◆ RECORDS
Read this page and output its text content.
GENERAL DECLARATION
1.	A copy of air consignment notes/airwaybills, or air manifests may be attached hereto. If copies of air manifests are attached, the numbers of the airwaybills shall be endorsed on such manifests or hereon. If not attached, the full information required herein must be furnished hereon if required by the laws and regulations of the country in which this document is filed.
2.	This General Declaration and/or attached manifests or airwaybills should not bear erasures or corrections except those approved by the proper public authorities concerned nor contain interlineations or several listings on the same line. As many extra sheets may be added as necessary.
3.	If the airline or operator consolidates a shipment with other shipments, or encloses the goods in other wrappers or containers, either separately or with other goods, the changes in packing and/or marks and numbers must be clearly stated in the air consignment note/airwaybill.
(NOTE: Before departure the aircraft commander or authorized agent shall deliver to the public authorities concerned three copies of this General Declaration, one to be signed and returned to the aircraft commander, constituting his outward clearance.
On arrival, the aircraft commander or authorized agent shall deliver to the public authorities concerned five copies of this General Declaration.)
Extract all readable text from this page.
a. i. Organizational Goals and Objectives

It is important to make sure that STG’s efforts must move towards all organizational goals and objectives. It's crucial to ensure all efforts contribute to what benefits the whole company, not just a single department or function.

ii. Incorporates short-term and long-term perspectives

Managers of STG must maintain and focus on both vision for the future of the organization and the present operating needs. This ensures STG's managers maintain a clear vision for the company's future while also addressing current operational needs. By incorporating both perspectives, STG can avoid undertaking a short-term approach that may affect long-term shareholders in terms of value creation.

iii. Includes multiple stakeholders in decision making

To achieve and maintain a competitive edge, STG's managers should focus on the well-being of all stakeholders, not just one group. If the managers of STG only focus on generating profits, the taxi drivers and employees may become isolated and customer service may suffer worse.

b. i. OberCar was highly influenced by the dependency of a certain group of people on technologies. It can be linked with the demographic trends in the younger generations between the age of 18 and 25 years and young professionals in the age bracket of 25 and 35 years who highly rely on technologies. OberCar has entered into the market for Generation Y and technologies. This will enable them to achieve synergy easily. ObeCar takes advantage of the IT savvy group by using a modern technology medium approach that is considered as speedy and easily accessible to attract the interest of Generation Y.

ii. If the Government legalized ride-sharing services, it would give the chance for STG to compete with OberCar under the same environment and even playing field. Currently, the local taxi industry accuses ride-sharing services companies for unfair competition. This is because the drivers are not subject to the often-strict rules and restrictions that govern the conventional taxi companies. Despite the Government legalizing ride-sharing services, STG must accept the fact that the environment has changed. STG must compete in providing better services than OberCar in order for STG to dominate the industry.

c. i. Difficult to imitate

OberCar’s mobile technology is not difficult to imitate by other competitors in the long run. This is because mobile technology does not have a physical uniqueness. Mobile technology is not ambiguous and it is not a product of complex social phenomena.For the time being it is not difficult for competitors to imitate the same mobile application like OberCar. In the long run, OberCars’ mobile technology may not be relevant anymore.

◆ WHAT YOU ARE ASKED TO DO
Each entry must be reproduced verbatim.

◆ RESULT OF THE EXERCISE
Read this page and output its text content.
GENERAL DECLARATION
1.	A copy of air consignment notes/airwaybills, or air manifests may be attached hereto. If copies of air manifests are attached, the numbers of the airwaybills shall be endorsed on such manifests or hereon. If not attached, the full information required herein must be furnished hereon if required by the laws and regulations of the country in which this document is filed.
2.	This General Declaration and/or attached manifests or airwaybills should not bear erasures or corrections except those approved by the proper public authorities concerned nor contain interlineations or several listings on the same line. As many extra sheets may be added as necessary.
3.	If the airline or operator consolidates a shipment with other shipments, or encloses the goods in other wrappers or containers, either separately or with other goods, the changes in packing and/or marks and numbers must be clearly stated in the air consignment note/airwaybill.
(NOTE: Before departure the aircraft commander or authorized agent shall deliver to the public authorities concerned three copies of this General Declaration, one to be signed and returned to the aircraft commander, constituting his outward clearance.
On arrival, the aircraft commander or authorized agent shall deliver to the public authorities concerned five copies of this General Declaration.)
Extract all readable text from this page.
a. i. Organizational Goals and Objectives

It is important to make sure that STG’s efforts must move towards all organizational goals and objectives. It's crucial to ensure all efforts contribute to what benefits the whole company, not just a single department or function.

ii. Incorporates short-term and long-term perspectives

Managers of STG must maintain and focus on both vision for the future of the organization and the present operating needs. This ensures STG's managers maintain a clear vision for the company's future while also addressing current operational needs. By incorporating both perspectives, STG can avoid undertaking a short-term approach that may affect long-term shareholders in terms of value creation.

iii. Includes multiple stakeholders in decision making

To achieve and maintain a competitive edge, STG's managers should focus on the well-being of all stakeholders, not just one group. If the managers of STG only focus on generating profits, the taxi drivers and employees may become isolated and customer service may suffer worse.

b. i. OberCar was highly influenced by the dependency of a certain group of people on technologies. It can be linked with the demographic trends in the younger generations between the age of 18 and 25 years and young professionals in the age bracket of 25 and 35 years who highly rely on technologies. OberCar has entered into the market for Generation Y and technologies. This will enable them to achieve synergy easily. ObeCar takes advantage of the IT savvy group by using a modern technology medium approach that is considered as speedy and easily accessible to attract the interest of Generation Y.

ii. If the Government legalized ride-sharing services, it would give the chance for STG to compete with OberCar under the same environment and even playing field. Currently, the local taxi industry accuses ride-sharing services companies for unfair competition. This is because the drivers are not subject to the often-strict rules and restrictions that govern the conventional taxi companies. Despite the Government legalizing ride-sharing services, STG must accept the fact that the environment has changed. STG must compete in providing better services than OberCar in order for STG to dominate the industry.

c. i. Difficult to imitate

OberCar’s mobile technology is not difficult to imitate by other competitors in the long run. This is because mobile technology does not have a physical uniqueness. Mobile technology is not ambiguous and it is not a product of complex social phenomena.For the time being it is not difficult for competitors to imitate the same mobile application like OberCar. In the long run, OberCars’ mobile technology may not be relevant anymore.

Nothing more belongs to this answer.